Pick out all lines with the word "avez" from the records that follow.

"""

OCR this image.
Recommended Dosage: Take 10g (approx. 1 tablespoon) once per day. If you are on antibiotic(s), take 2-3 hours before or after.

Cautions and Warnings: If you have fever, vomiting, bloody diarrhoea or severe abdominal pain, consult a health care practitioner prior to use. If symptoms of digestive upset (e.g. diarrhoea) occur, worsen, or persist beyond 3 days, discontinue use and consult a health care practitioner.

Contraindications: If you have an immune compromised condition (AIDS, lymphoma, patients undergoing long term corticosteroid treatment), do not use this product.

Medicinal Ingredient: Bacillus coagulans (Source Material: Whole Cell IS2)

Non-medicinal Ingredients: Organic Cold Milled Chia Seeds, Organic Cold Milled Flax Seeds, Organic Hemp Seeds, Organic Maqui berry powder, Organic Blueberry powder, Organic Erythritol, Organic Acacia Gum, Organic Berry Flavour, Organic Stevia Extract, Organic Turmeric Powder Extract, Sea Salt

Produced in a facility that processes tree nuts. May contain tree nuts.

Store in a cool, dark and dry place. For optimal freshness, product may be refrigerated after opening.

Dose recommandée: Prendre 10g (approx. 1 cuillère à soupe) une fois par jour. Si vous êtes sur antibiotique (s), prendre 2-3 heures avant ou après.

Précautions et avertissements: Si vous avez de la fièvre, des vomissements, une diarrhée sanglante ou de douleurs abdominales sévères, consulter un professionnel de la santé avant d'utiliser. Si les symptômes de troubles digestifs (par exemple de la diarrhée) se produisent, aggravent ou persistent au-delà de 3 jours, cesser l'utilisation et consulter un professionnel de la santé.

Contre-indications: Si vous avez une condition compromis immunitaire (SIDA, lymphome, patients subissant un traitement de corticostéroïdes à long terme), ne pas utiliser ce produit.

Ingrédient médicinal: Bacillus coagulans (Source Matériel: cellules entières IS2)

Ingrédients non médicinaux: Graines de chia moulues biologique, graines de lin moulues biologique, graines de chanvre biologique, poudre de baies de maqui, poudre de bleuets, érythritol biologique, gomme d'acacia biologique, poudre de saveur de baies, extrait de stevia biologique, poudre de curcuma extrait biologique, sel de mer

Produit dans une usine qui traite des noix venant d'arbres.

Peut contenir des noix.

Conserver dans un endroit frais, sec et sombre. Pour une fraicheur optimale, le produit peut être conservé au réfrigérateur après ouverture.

"""
"""

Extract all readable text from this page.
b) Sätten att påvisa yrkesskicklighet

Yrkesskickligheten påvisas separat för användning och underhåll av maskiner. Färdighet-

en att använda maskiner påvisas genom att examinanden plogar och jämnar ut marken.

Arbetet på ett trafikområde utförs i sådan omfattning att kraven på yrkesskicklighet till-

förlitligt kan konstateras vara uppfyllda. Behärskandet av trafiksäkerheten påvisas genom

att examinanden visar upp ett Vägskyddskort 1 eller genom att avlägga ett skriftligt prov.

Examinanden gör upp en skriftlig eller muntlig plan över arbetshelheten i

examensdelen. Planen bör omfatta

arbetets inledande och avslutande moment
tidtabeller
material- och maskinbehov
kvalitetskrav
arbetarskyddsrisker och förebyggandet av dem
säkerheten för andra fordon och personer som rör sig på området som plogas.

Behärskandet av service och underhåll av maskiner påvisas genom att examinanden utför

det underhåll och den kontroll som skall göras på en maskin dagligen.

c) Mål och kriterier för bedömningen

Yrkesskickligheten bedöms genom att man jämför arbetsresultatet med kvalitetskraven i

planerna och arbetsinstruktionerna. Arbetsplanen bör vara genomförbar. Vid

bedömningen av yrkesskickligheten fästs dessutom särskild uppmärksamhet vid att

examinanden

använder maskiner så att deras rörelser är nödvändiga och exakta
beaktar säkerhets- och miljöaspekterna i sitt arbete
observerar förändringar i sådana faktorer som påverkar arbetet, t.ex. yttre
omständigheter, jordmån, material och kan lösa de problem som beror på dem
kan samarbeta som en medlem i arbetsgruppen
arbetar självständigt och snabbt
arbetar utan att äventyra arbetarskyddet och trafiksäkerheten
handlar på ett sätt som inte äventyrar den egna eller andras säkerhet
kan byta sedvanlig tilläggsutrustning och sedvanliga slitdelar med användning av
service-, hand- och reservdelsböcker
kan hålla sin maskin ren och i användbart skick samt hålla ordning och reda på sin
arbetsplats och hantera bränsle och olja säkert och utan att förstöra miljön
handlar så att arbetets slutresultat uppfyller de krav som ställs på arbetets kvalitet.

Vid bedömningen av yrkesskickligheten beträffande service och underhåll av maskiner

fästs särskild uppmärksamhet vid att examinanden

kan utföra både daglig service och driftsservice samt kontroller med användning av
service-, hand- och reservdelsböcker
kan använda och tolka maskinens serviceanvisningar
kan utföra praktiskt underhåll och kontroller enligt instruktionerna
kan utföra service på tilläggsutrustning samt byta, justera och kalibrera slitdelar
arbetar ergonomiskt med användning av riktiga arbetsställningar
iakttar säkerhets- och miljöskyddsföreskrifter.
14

"""
"""

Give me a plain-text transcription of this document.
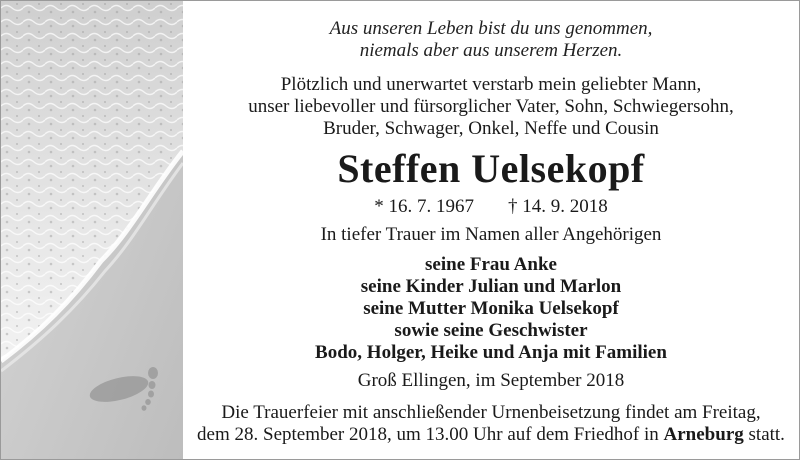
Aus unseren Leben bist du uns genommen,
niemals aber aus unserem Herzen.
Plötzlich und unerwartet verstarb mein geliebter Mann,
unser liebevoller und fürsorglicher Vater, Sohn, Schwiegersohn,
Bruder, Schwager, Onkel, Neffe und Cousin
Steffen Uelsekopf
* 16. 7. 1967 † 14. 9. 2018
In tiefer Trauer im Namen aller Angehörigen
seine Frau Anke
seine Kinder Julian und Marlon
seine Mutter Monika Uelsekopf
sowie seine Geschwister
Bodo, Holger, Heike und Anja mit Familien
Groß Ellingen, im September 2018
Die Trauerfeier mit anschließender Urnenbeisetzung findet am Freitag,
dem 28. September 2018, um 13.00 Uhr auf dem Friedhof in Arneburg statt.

"""

Written answer:
Précautions et avertissements: Si vous avez de la fièvre, des vomissements, une diarrhée sanglante ou de douleurs abdominales sévères, consulter un professionnel de la santé avant d'utiliser. Si les symptômes de troubles digestifs (par exemple de la diarrhée) se produisent, aggravent ou persistent au-delà de 3 jours, cesser l'utilisation et consulter un professionnel de la santé.
Contre-indications: Si vous avez une condition compromis immunitaire (SIDA, lymphome, patients subissant un traitement de corticostéroïdes à long terme), ne pas utiliser ce produit.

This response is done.